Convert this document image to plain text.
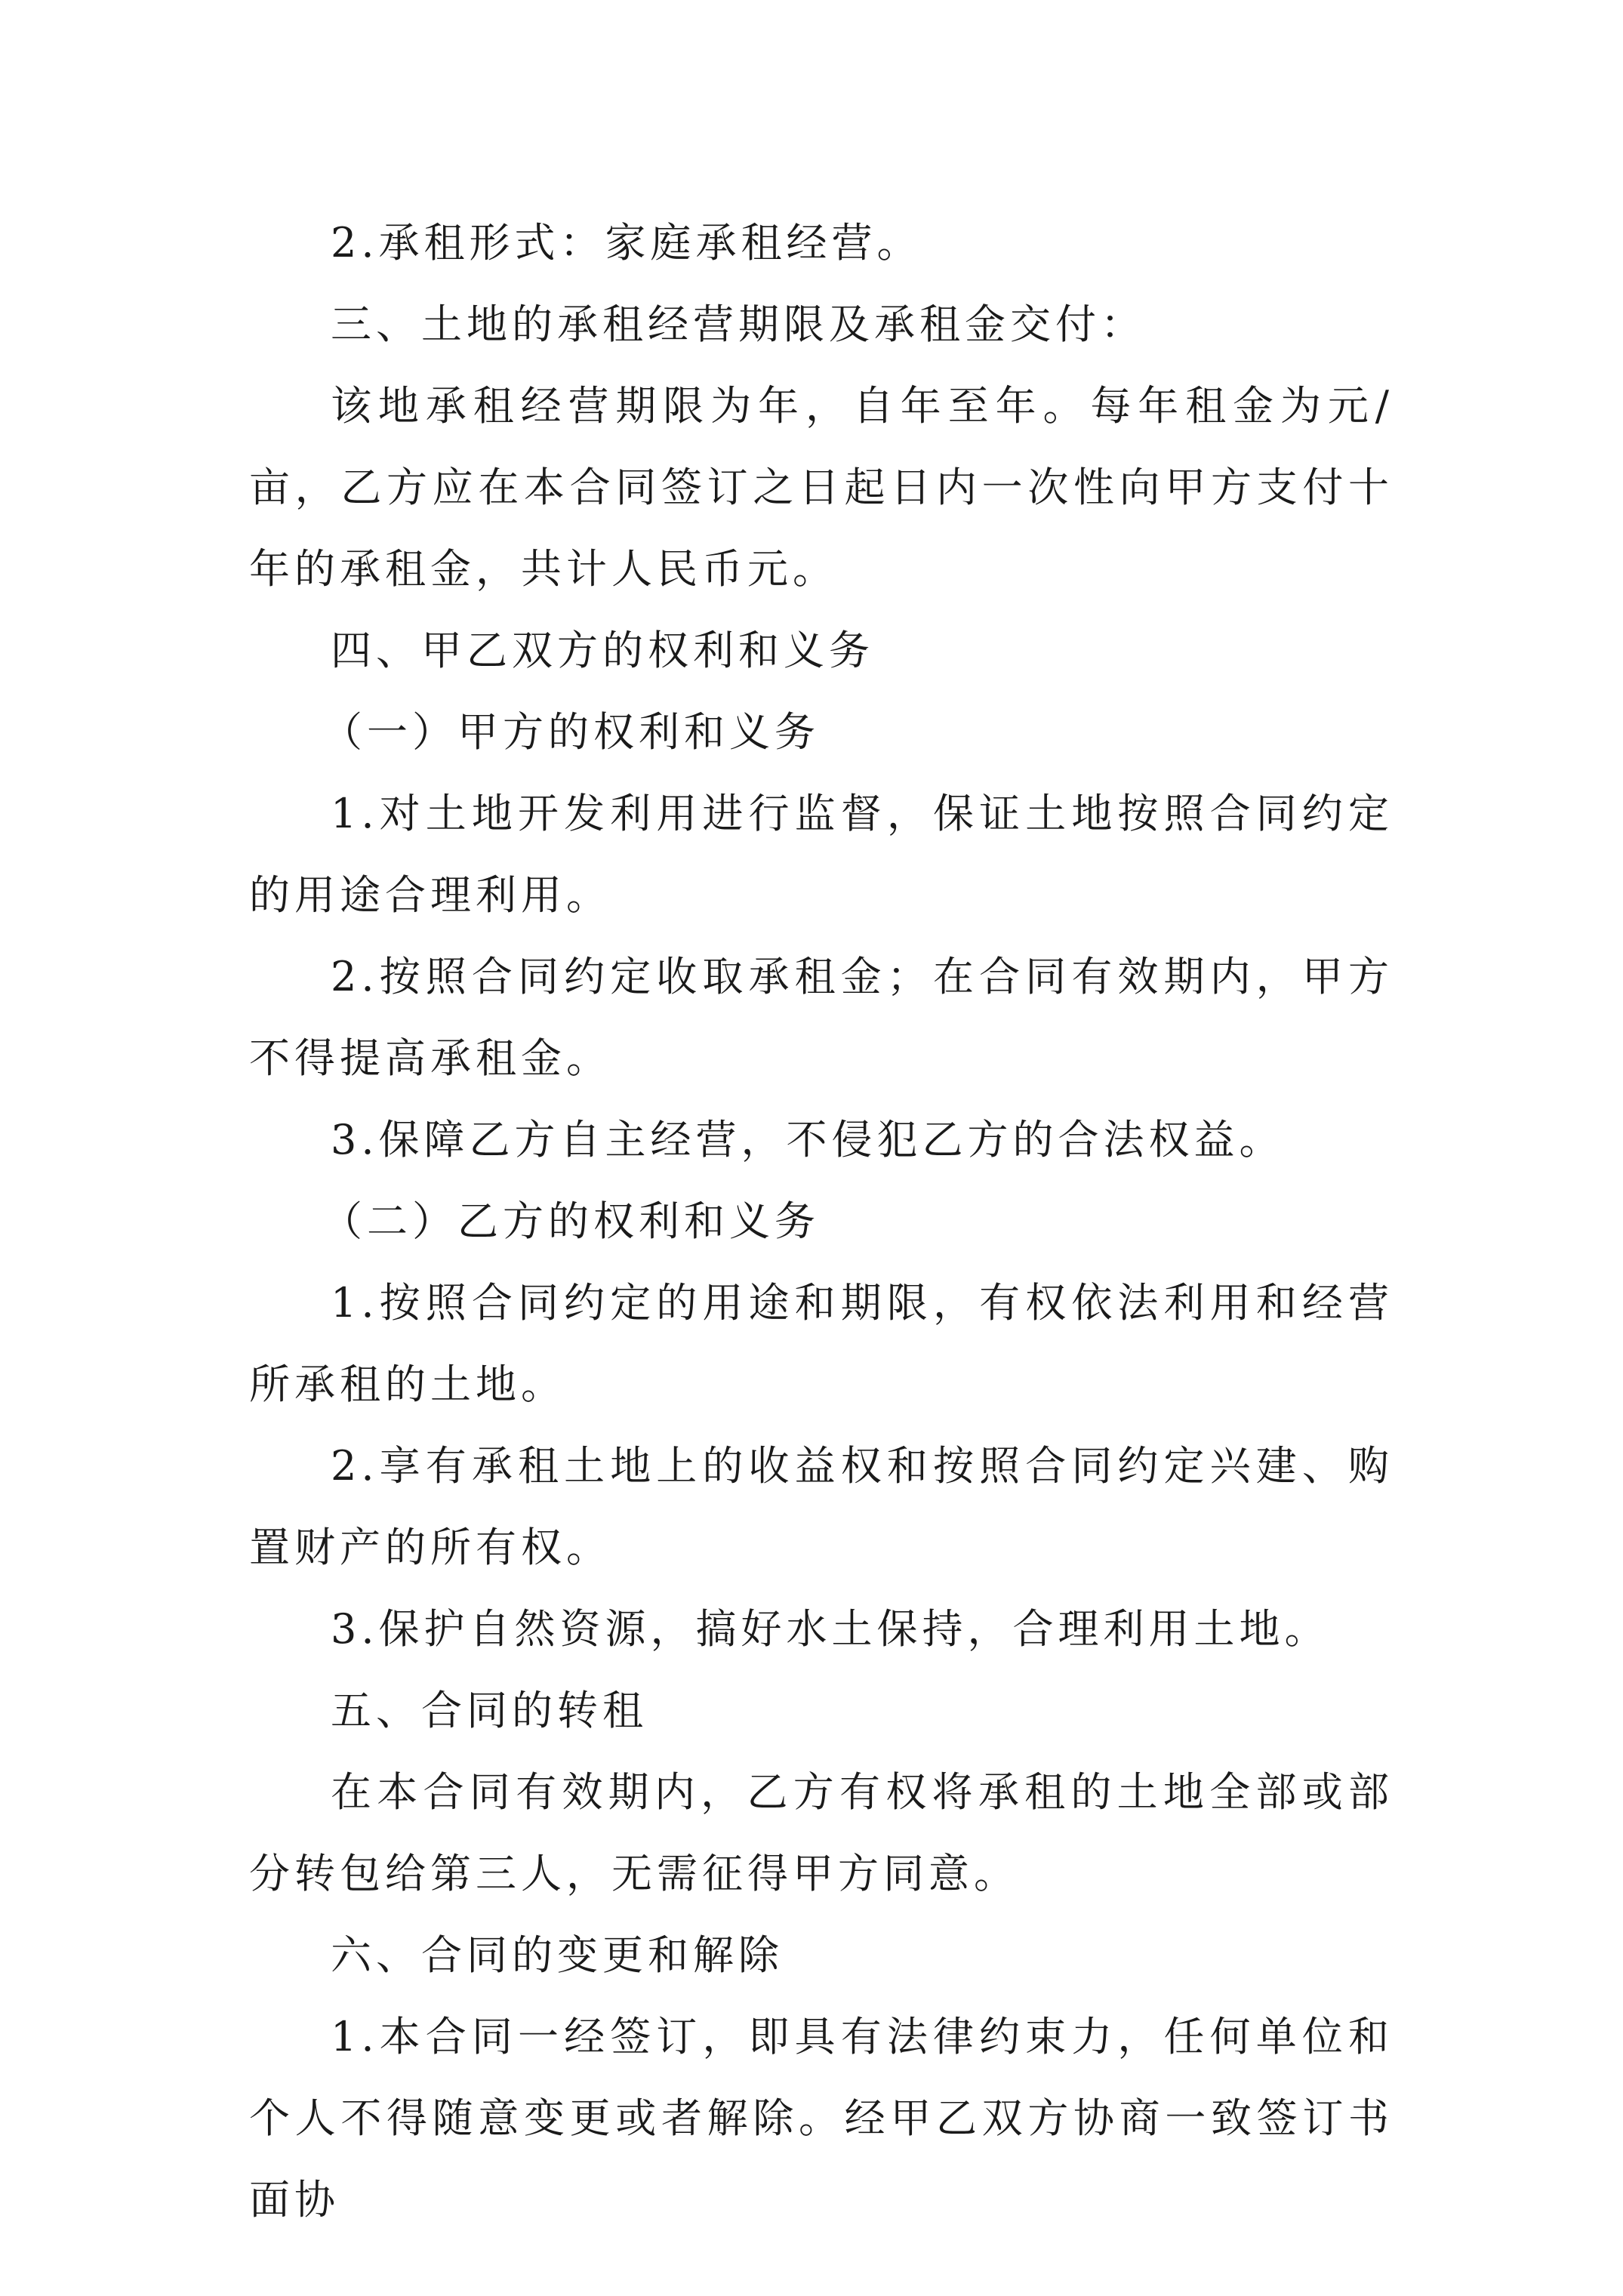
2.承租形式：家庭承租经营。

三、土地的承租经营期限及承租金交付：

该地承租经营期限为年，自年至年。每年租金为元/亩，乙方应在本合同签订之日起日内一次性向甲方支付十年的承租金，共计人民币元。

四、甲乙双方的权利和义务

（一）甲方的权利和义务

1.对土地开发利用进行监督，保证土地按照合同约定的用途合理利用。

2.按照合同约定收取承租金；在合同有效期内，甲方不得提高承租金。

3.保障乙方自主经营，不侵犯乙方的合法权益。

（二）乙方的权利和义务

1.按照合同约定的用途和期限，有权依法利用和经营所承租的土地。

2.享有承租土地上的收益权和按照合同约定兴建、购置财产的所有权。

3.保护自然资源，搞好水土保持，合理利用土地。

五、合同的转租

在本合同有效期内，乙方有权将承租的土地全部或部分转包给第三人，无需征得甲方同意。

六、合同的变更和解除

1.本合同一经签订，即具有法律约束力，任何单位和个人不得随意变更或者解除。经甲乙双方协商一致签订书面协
....................
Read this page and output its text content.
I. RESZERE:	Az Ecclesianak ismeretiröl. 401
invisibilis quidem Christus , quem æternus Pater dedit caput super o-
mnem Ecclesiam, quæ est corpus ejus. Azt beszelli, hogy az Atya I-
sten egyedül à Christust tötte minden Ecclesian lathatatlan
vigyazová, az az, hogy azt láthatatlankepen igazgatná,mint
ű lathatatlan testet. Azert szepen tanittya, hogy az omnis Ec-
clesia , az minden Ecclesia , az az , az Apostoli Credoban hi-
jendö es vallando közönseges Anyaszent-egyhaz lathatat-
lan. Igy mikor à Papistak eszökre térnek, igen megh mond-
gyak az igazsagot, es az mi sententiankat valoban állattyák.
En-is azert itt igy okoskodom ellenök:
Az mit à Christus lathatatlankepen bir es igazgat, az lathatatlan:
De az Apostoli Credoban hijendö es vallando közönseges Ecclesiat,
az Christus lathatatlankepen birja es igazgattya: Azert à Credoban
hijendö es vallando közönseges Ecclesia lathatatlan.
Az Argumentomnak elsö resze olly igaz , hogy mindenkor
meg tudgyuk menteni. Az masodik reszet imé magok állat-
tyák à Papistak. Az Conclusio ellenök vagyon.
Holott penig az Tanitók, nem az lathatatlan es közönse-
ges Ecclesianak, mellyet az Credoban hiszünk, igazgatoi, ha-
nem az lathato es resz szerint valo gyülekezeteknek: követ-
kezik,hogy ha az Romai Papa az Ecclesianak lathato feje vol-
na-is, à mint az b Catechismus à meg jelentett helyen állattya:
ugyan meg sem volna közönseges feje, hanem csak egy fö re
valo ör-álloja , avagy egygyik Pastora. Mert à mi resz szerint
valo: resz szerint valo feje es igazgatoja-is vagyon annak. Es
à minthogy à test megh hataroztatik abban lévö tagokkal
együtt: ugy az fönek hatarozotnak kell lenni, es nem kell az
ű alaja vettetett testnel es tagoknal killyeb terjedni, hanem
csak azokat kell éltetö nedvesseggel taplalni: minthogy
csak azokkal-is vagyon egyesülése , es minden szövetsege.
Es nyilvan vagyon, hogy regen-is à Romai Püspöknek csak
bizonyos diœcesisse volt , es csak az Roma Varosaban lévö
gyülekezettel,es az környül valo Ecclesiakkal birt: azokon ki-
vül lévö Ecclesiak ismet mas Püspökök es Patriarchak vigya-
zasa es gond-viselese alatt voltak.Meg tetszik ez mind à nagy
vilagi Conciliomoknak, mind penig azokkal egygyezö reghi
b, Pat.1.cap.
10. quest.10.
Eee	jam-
....................
(Required work) In the material above, find each line that contains the word "csak", and select it.

(Answer to the exercise)
ugyan meg sem volna közönseges feje, hanem csak egy fö re
csak azokat kell éltetö nedvesseggel taplalni: minthogy
csak azokkal-is vagyon egyesülése , es minden szövetsege.
Es nyilvan vagyon, hogy regen-is à Romai Püspöknek csak
bizonyos diœcesisse volt , es csak az Roma Varosaban lévö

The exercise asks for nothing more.